Write the material out again exactly as it stands.
── Task data ──
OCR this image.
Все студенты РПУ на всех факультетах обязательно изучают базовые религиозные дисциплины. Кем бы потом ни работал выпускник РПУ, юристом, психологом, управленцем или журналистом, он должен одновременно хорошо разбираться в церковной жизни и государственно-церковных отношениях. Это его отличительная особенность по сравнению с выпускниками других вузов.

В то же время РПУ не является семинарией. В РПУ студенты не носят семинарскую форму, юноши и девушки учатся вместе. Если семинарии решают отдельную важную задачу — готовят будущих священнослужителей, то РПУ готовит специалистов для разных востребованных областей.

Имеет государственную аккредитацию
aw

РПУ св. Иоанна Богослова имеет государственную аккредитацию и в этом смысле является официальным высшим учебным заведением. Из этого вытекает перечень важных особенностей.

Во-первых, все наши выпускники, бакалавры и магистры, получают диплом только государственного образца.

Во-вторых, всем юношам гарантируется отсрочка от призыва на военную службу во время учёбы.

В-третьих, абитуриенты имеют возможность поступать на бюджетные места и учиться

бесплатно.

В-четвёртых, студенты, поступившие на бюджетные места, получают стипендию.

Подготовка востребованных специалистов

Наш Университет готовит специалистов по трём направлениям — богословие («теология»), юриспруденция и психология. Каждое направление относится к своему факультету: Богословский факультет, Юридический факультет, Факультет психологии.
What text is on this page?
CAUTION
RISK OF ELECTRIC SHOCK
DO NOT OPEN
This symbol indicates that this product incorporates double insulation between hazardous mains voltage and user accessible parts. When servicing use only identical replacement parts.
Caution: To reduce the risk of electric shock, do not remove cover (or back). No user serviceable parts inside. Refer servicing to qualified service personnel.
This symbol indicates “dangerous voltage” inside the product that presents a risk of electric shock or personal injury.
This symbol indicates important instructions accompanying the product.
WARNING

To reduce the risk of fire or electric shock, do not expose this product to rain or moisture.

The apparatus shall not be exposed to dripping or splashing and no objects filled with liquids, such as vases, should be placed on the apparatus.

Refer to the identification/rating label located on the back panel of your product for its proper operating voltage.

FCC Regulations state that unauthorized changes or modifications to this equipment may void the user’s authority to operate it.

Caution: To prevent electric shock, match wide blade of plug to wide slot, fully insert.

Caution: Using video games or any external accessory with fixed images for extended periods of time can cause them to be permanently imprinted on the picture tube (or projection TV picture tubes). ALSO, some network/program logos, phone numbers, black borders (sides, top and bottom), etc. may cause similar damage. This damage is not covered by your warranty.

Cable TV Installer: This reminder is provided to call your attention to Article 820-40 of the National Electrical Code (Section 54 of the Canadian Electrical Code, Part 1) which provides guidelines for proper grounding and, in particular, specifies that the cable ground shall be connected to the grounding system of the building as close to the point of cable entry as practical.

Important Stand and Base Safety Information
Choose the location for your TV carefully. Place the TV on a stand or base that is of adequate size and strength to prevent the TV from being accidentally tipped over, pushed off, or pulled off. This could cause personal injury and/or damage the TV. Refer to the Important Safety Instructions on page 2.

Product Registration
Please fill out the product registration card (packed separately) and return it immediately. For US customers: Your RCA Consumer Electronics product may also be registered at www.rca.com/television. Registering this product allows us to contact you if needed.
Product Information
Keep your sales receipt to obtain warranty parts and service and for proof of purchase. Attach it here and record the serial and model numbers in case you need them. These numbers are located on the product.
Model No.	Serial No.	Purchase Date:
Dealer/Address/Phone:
───
#### Worked solution
OCR this image.
Все студенты РПУ на всех факультетах обязательно изучают базовые религиозные дисциплины. Кем бы потом ни работал выпускник РПУ, юристом, психологом, управленцем или журналистом, он должен одновременно хорошо разбираться в церковной жизни и государственно-церковных отношениях. Это его отличительная особенность по сравнению с выпускниками других вузов.

В то же время РПУ не является семинарией. В РПУ студенты не носят семинарскую форму, юноши и девушки учатся вместе. Если семинарии решают отдельную важную задачу — готовят будущих священнослужителей, то РПУ готовит специалистов для разных востребованных областей.

Имеет государственную аккредитацию
aw

РПУ св. Иоанна Богослова имеет государственную аккредитацию и в этом смысле является официальным высшим учебным заведением. Из этого вытекает перечень важных особенностей.

Во-первых, все наши выпускники, бакалавры и магистры, получают диплом только государственного образца.

Во-вторых, всем юношам гарантируется отсрочка от призыва на военную службу во время учёбы.

В-третьих, абитуриенты имеют возможность поступать на бюджетные места и учиться

бесплатно.

В-четвёртых, студенты, поступившие на бюджетные места, получают стипендию.

Подготовка востребованных специалистов

Наш Университет готовит специалистов по трём направлениям — богословие («теология»), юриспруденция и психология. Каждое направление относится к своему факультету: Богословский факультет, Юридический факультет, Факультет психологии.
What text is on this page?
CAUTION
RISK OF ELECTRIC SHOCK
DO NOT OPEN
This symbol indicates that this product incorporates double insulation between hazardous mains voltage and user accessible parts. When servicing use only identical replacement parts.
Caution: To reduce the risk of electric shock, do not remove cover (or back). No user serviceable parts inside. Refer servicing to qualified service personnel.
This symbol indicates “dangerous voltage” inside the product that presents a risk of electric shock or personal injury.
This symbol indicates important instructions accompanying the product.
WARNING

To reduce the risk of fire or electric shock, do not expose this product to rain or moisture.

The apparatus shall not be exposed to dripping or splashing and no objects filled with liquids, such as vases, should be placed on the apparatus.

Refer to the identification/rating label located on the back panel of your product for its proper operating voltage.

FCC Regulations state that unauthorized changes or modifications to this equipment may void the user’s authority to operate it.

Caution: To prevent electric shock, match wide blade of plug to wide slot, fully insert.

Caution: Using video games or any external accessory with fixed images for extended periods of time can cause them to be permanently imprinted on the picture tube (or projection TV picture tubes). ALSO, some network/program logos, phone numbers, black borders (sides, top and bottom), etc. may cause similar damage. This damage is not covered by your warranty.

Cable TV Installer: This reminder is provided to call your attention to Article 820-40 of the National Electrical Code (Section 54 of the Canadian Electrical Code, Part 1) which provides guidelines for proper grounding and, in particular, specifies that the cable ground shall be connected to the grounding system of the building as close to the point of cable entry as practical.

Important Stand and Base Safety Information
Choose the location for your TV carefully. Place the TV on a stand or base that is of adequate size and strength to prevent the TV from being accidentally tipped over, pushed off, or pulled off. This could cause personal injury and/or damage the TV. Refer to the Important Safety Instructions on page 2.

Product Registration
Please fill out the product registration card (packed separately) and return it immediately. For US customers: Your RCA Consumer Electronics product may also be registered at www.rca.com/television. Registering this product allows us to contact you if needed.
Product Information
Keep your sales receipt to obtain warranty parts and service and for proof of purchase. Attach it here and record the serial and model numbers in case you need them. These numbers are located on the product.
Model No.	Serial No.	Purchase Date:
Dealer/Address/Phone:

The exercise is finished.